» **Written exercise**:
Convert the lines of all entries below into a Markdown table with the columns Row and Line, numbering each row and omitting blank lines. Leave the pictures out of the table.

» **Extracted information**:

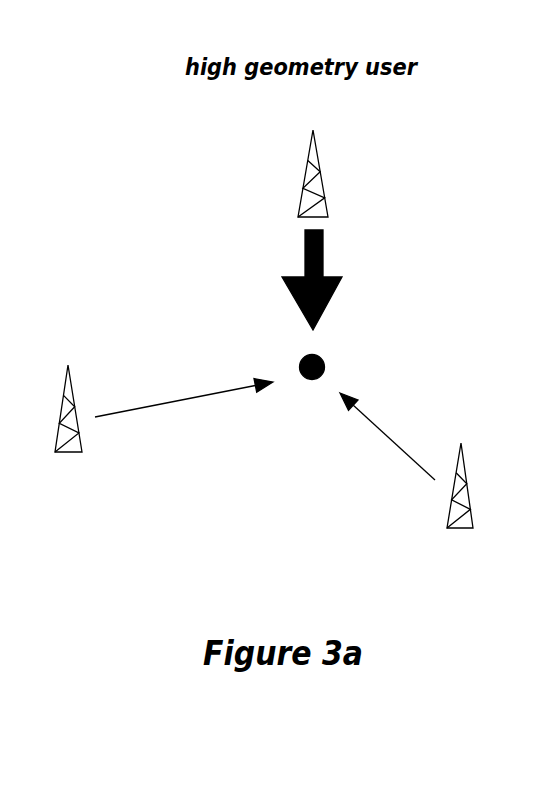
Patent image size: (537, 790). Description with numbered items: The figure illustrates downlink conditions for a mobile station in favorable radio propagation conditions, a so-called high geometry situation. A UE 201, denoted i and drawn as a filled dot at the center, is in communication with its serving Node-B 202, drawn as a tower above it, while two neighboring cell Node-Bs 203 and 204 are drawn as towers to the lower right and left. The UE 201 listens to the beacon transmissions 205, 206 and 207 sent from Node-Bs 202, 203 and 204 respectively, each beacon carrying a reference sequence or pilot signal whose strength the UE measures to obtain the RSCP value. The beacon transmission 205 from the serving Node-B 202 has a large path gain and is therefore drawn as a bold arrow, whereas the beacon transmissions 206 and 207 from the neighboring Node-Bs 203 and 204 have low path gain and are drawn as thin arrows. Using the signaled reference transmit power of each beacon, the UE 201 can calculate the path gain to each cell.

The UE 201 is at (370, 380).
The serving Node-B 202 is at (288, 203).
The neighboring cell Node-B 203 is at (478, 560).
The neighboring cell Node-B 204 is at (85, 483).
The beacon transmission 205 is at (290, 270).
The beacon transmission 206 is at (390, 480).
The beacon transmission 207 is at (190, 468).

» **Finished exercise**:
| Row | Line |
|---|---|
| 1 | Patent image size: (537, 790). Description with numbered items: The figure illustrates downlink conditions for a mobile station in favorable radio propagation conditions, a so-called high geometry situation. A UE 201, denoted i and drawn as a filled dot at the center, is in communication with its serving Node-B 202, drawn as a tower above it, while two neighboring cell Node-Bs 203 and 204 are drawn as towers to the lower right and left. The UE 201 listens to the beacon transmissions 205, 206 and 207 sent from Node-Bs 202, 203 and 204 respectively, each beacon carrying a reference sequence or pilot signal whose strength the UE measures to obtain the RSCP value. The beacon transmission 205 from the serving Node-B 202 has a large path gain and is therefore drawn as a bold arrow, whereas the beacon transmissions 206 and 207 from the neighboring Node-Bs 203 and 204 have low path gain and are drawn as thin arrows. Using the signaled reference transmit power of each beacon, the UE 201 can calculate the path gain to each cell. |
| 2 | The UE 201 is at (370, 380). |
| 3 | The serving Node-B 202 is at (288, 203). |
| 4 | The neighboring cell Node-B 203 is at (478, 560). |
| 5 | The neighboring cell Node-B 204 is at (85, 483). |
| 6 | The beacon transmission 205 is at (290, 270). |
| 7 | The beacon transmission 206 is at (390, 480). |
| 8 | The beacon transmission 207 is at (190, 468). |